▶ _Problem to work on_
Copy out every line of the records in which "name" can be found.

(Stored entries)
☆ ☆ ☆ ☆ ☆ ☆ ☆

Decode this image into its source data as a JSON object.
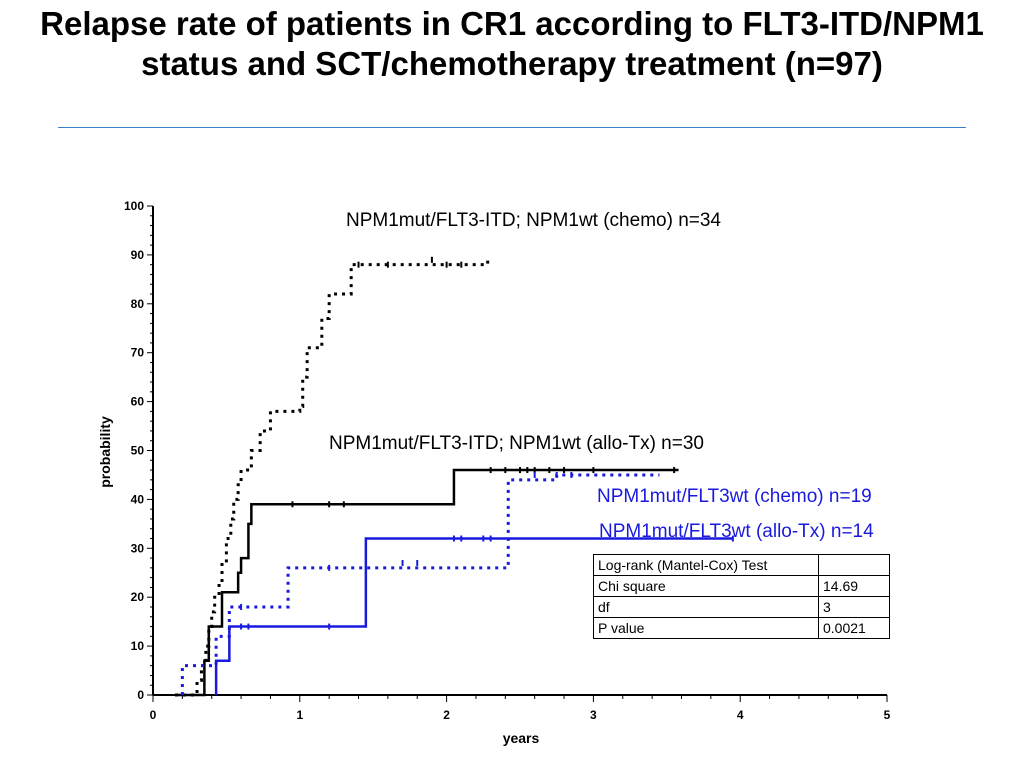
{
  "title": "Relapse rate of patients in CR1 according to FLT3-ITD/NPM1 status and SCT/chemotherapy treatment (n=97)",
  "colors": {
    "black": "#000000",
    "blue": "#1a1adf",
    "rule": "#3b7fc4"
  },
  "chart_data": {
    "type": "line",
    "subtype": "kaplan-meier step curves",
    "xlabel": "years",
    "ylabel": "probability",
    "xlim": [
      0,
      5
    ],
    "ylim": [
      0,
      100
    ],
    "xticks": [
      0,
      1,
      2,
      3,
      4,
      5
    ],
    "yticks": [
      0,
      10,
      20,
      30,
      40,
      50,
      60,
      70,
      80,
      90,
      100
    ],
    "grid": false,
    "series": [
      {
        "name": "NPM1mut/FLT3-ITD; NPM1wt (chemo) n=34",
        "color": "#000000",
        "dash": "dotted",
        "steps": [
          [
            0.15,
            0
          ],
          [
            0.3,
            3
          ],
          [
            0.33,
            6
          ],
          [
            0.36,
            10
          ],
          [
            0.38,
            14
          ],
          [
            0.4,
            17
          ],
          [
            0.42,
            20
          ],
          [
            0.45,
            23
          ],
          [
            0.47,
            27
          ],
          [
            0.5,
            32
          ],
          [
            0.53,
            36
          ],
          [
            0.55,
            40
          ],
          [
            0.58,
            43
          ],
          [
            0.6,
            46
          ],
          [
            0.67,
            50
          ],
          [
            0.73,
            54
          ],
          [
            0.8,
            58
          ],
          [
            1.0,
            59
          ],
          [
            1.02,
            65
          ],
          [
            1.05,
            71
          ],
          [
            1.15,
            77
          ],
          [
            1.2,
            82
          ],
          [
            1.35,
            88
          ],
          [
            2.28,
            89
          ]
        ],
        "censors": [
          [
            1.4,
            88
          ],
          [
            1.6,
            88
          ],
          [
            1.9,
            89
          ],
          [
            2.0,
            88
          ],
          [
            2.1,
            88
          ]
        ]
      },
      {
        "name": "NPM1mut/FLT3-ITD; NPM1wt (allo-Tx) n=30",
        "color": "#000000",
        "dash": "solid",
        "steps": [
          [
            0.15,
            0
          ],
          [
            0.33,
            0
          ],
          [
            0.35,
            7
          ],
          [
            0.38,
            14
          ],
          [
            0.47,
            21
          ],
          [
            0.58,
            25
          ],
          [
            0.6,
            28
          ],
          [
            0.65,
            35
          ],
          [
            0.67,
            39
          ],
          [
            2.05,
            39
          ],
          [
            2.05,
            46
          ],
          [
            3.58,
            46
          ]
        ],
        "censors": [
          [
            0.95,
            39
          ],
          [
            1.2,
            39
          ],
          [
            1.3,
            39
          ],
          [
            2.3,
            46
          ],
          [
            2.4,
            46
          ],
          [
            2.5,
            46
          ],
          [
            2.55,
            46
          ],
          [
            2.6,
            46
          ],
          [
            2.7,
            46
          ],
          [
            2.8,
            46
          ],
          [
            3.0,
            46
          ],
          [
            3.55,
            46
          ]
        ]
      },
      {
        "name": "NPM1mut/FLT3wt (chemo) n=19",
        "color": "#1a1adf",
        "dash": "dotted",
        "steps": [
          [
            0.2,
            0
          ],
          [
            0.2,
            6
          ],
          [
            0.35,
            6
          ],
          [
            0.43,
            12
          ],
          [
            0.52,
            18
          ],
          [
            0.92,
            18
          ],
          [
            0.92,
            26
          ],
          [
            2.42,
            26
          ],
          [
            2.42,
            44
          ],
          [
            2.75,
            45
          ],
          [
            3.45,
            45
          ]
        ],
        "censors": [
          [
            0.6,
            18
          ],
          [
            1.2,
            26
          ],
          [
            1.7,
            27
          ],
          [
            1.8,
            27
          ],
          [
            2.6,
            45
          ],
          [
            2.75,
            45
          ],
          [
            2.85,
            45
          ]
        ]
      },
      {
        "name": "NPM1mut/FLT3wt (allo-Tx) n=14",
        "color": "#1a1adf",
        "dash": "solid",
        "steps": [
          [
            0.43,
            0
          ],
          [
            0.43,
            7
          ],
          [
            0.52,
            7
          ],
          [
            0.52,
            14
          ],
          [
            1.45,
            14
          ],
          [
            1.45,
            32
          ],
          [
            3.95,
            32
          ]
        ],
        "censors": [
          [
            0.6,
            14
          ],
          [
            0.65,
            14
          ],
          [
            1.2,
            14
          ],
          [
            2.05,
            32
          ],
          [
            2.1,
            32
          ],
          [
            2.25,
            32
          ],
          [
            2.3,
            32
          ],
          [
            3.95,
            32
          ]
        ]
      }
    ]
  },
  "series_labels": [
    "NPM1mut/FLT3-ITD; NPM1wt (chemo) n=34",
    "NPM1mut/FLT3-ITD; NPM1wt (allo-Tx) n=30",
    "NPM1mut/FLT3wt (chemo) n=19",
    "NPM1mut/FLT3wt (allo-Tx) n=14"
  ],
  "stats_table": {
    "rows": [
      [
        "Log-rank (Mantel-Cox) Test",
        ""
      ],
      [
        "Chi square",
        "14.69"
      ],
      [
        "df",
        "3"
      ],
      [
        "P value",
        "0.0021"
      ]
    ]
  }
}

☆ ☆ ☆ ☆ ☆ ☆ ☆

▶ _Exercise response_
        "name": "NPM1mut/FLT3-ITD; NPM1wt (chemo) n=34",
        "name": "NPM1mut/FLT3-ITD; NPM1wt (allo-Tx) n=30",
        "name": "NPM1mut/FLT3wt (chemo) n=19",
        "name": "NPM1mut/FLT3wt (allo-Tx) n=14",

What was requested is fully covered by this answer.